>> begin Data excerpts

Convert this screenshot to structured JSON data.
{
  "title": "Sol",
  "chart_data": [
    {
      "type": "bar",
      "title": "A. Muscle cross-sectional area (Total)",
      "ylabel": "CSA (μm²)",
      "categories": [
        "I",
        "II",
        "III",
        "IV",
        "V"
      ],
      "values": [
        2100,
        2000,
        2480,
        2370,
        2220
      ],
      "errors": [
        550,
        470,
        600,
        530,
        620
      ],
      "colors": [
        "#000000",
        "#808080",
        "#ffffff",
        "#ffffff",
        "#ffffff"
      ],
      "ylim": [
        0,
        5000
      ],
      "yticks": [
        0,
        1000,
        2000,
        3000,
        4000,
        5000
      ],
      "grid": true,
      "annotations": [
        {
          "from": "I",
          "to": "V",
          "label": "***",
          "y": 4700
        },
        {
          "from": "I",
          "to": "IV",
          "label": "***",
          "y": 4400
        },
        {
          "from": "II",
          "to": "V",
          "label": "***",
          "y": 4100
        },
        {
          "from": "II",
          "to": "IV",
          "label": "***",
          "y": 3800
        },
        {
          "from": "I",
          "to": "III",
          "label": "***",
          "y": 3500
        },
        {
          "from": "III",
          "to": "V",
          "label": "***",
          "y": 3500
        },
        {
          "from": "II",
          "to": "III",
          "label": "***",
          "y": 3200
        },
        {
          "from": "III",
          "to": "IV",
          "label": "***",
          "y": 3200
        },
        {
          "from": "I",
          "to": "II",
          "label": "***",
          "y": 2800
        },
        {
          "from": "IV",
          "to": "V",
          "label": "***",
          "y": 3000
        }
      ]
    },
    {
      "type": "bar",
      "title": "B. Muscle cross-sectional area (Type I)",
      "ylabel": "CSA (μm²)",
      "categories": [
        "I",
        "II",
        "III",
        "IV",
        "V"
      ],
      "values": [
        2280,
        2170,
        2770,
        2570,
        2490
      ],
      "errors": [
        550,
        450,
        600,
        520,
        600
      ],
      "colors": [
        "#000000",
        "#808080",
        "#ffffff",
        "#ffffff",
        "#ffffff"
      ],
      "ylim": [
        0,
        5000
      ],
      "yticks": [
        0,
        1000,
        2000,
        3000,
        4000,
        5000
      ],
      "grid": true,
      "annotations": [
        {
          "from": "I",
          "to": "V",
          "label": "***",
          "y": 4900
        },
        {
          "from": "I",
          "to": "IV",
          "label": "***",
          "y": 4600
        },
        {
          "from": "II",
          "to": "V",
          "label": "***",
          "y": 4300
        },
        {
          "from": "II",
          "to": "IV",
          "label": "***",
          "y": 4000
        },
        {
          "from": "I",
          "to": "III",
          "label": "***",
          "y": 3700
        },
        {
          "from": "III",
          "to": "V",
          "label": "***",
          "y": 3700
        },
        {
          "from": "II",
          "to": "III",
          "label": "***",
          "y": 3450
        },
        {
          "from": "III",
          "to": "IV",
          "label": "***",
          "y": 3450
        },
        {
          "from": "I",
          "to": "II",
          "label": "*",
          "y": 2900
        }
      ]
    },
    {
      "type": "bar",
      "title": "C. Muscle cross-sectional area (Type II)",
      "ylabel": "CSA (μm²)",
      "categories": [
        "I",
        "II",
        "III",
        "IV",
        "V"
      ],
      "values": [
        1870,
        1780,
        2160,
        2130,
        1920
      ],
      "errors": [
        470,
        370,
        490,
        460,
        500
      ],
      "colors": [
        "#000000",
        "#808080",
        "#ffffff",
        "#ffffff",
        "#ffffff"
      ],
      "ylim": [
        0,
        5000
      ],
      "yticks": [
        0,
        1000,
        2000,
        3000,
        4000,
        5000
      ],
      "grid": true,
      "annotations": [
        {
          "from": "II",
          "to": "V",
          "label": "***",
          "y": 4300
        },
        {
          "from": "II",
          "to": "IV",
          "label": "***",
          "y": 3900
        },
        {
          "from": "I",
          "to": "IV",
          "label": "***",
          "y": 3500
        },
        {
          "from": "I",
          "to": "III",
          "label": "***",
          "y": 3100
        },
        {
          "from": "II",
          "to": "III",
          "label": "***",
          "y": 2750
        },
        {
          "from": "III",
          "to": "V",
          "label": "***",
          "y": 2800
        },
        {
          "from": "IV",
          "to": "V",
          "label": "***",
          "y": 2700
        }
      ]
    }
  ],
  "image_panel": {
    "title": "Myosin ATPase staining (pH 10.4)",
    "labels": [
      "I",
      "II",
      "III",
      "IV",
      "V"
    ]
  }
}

>> end Data excerpts

**Exercise:**
From the entries, copy out each line containing the word "Muscle".

**Written answer:**
      "title": "A. Muscle cross-sectional area (Total)",
      "title": "B. Muscle cross-sectional area (Type I)",
      "title": "C. Muscle cross-sectional area (Type II)",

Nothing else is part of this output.